• _STATED TASK_: Your task is to repeat the entries word for word while leaving out the pictures.

• _THE DATA_:

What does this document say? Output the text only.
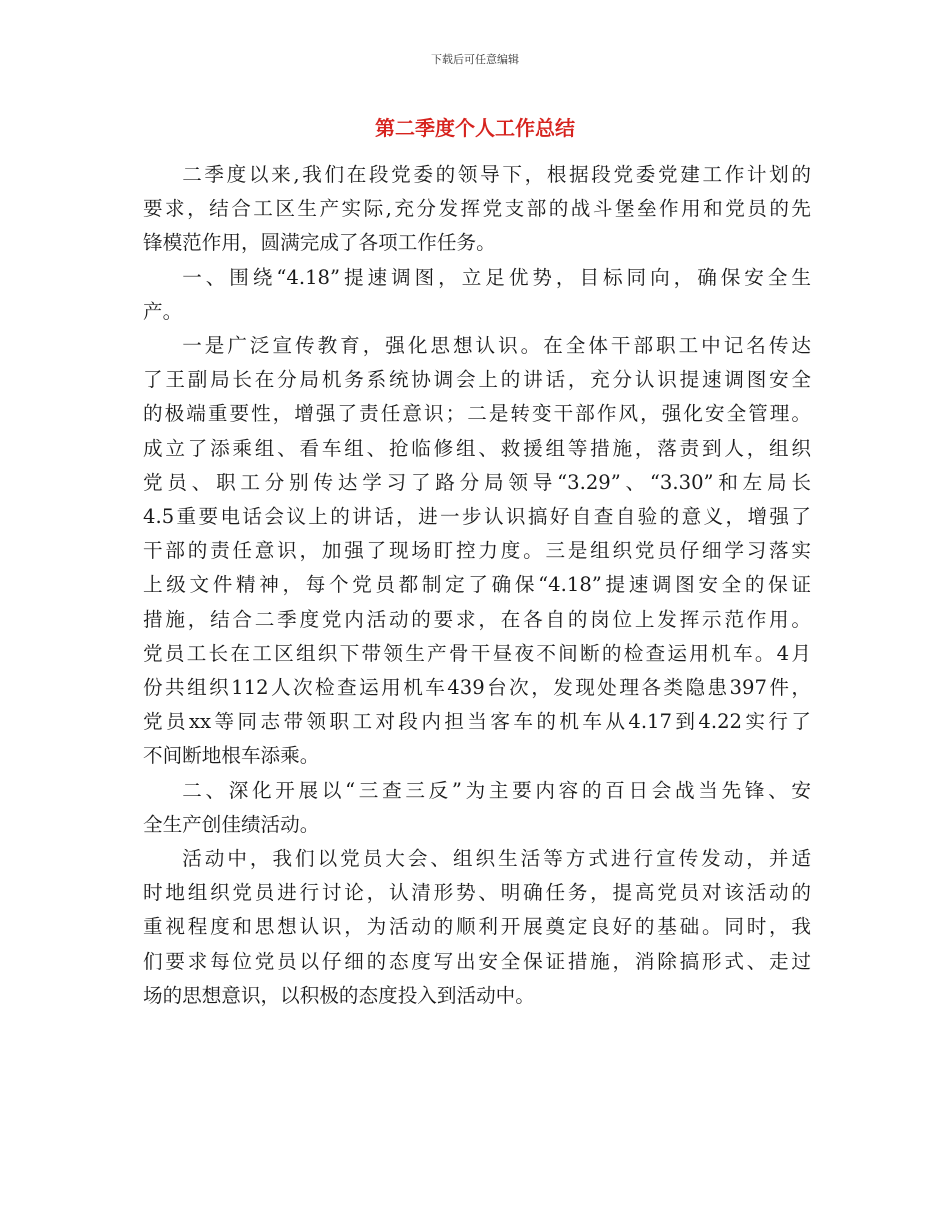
下载后可任意编辑
第二季度个人工作总结

二季度以来,我们在段党委的领导下，根据段党委党建工作计划的
要求，结合工区生产实际,充分发挥党支部的战斗堡垒作用和党员的先
锋模范作用，圆满完成了各项工作任务。

一、围绕“4.18”提速调图，立足优势，目标同向，确保安全生
产。

一是广泛宣传教育，强化思想认识。在全体干部职工中记名传达
了王副局长在分局机务系统协调会上的讲话，充分认识提速调图安全
的极端重要性，增强了责任意识；二是转变干部作风，强化安全管理。
成立了添乘组、看车组、抢临修组、救援组等措施，落责到人，组织
党员、职工分别传达学习了路分局领导“3.29”、“3.30”和左局长
4.5重要电话会议上的讲话，进一步认识搞好自查自验的意义，增强了
干部的责任意识，加强了现场盯控力度。三是组织党员仔细学习落实
上级文件精神，每个党员都制定了确保“4.18”提速调图安全的保证
措施，结合二季度党内活动的要求，在各自的岗位上发挥示范作用。
党员工长在工区组织下带领生产骨干昼夜不间断的检查运用机车。4月
份共组织112人次检查运用机车439台次，发现处理各类隐患397件，
党员xx等同志带领职工对段内担当客车的机车从4.17到4.22实行了
不间断地根车添乘。

二、深化开展以“三查三反”为主要内容的百日会战当先锋、安
全生产创佳绩活动。

活动中，我们以党员大会、组织生活等方式进行宣传发动，并适
时地组织党员进行讨论，认清形势、明确任务，提高党员对该活动的
重视程度和思想认识，为活动的顺利开展奠定良好的基础。同时，我
们要求每位党员以仔细的态度写出安全保证措施，消除搞形式、走过
场的思想意识，以积极的态度投入到活动中。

• _FULL RESPONSE_:
What does this document say? Output the text only.
下载后可任意编辑
第二季度个人工作总结

二季度以来,我们在段党委的领导下，根据段党委党建工作计划的
要求，结合工区生产实际,充分发挥党支部的战斗堡垒作用和党员的先
锋模范作用，圆满完成了各项工作任务。

一、围绕“4.18”提速调图，立足优势，目标同向，确保安全生
产。

一是广泛宣传教育，强化思想认识。在全体干部职工中记名传达
了王副局长在分局机务系统协调会上的讲话，充分认识提速调图安全
的极端重要性，增强了责任意识；二是转变干部作风，强化安全管理。
成立了添乘组、看车组、抢临修组、救援组等措施，落责到人，组织
党员、职工分别传达学习了路分局领导“3.29”、“3.30”和左局长
4.5重要电话会议上的讲话，进一步认识搞好自查自验的意义，增强了
干部的责任意识，加强了现场盯控力度。三是组织党员仔细学习落实
上级文件精神，每个党员都制定了确保“4.18”提速调图安全的保证
措施，结合二季度党内活动的要求，在各自的岗位上发挥示范作用。
党员工长在工区组织下带领生产骨干昼夜不间断的检查运用机车。4月
份共组织112人次检查运用机车439台次，发现处理各类隐患397件，
党员xx等同志带领职工对段内担当客车的机车从4.17到4.22实行了
不间断地根车添乘。

二、深化开展以“三查三反”为主要内容的百日会战当先锋、安
全生产创佳绩活动。

活动中，我们以党员大会、组织生活等方式进行宣传发动，并适
时地组织党员进行讨论，认清形势、明确任务，提高党员对该活动的
重视程度和思想认识，为活动的顺利开展奠定良好的基础。同时，我
们要求每位党员以仔细的态度写出安全保证措施，消除搞形式、走过
场的思想意识，以积极的态度投入到活动中。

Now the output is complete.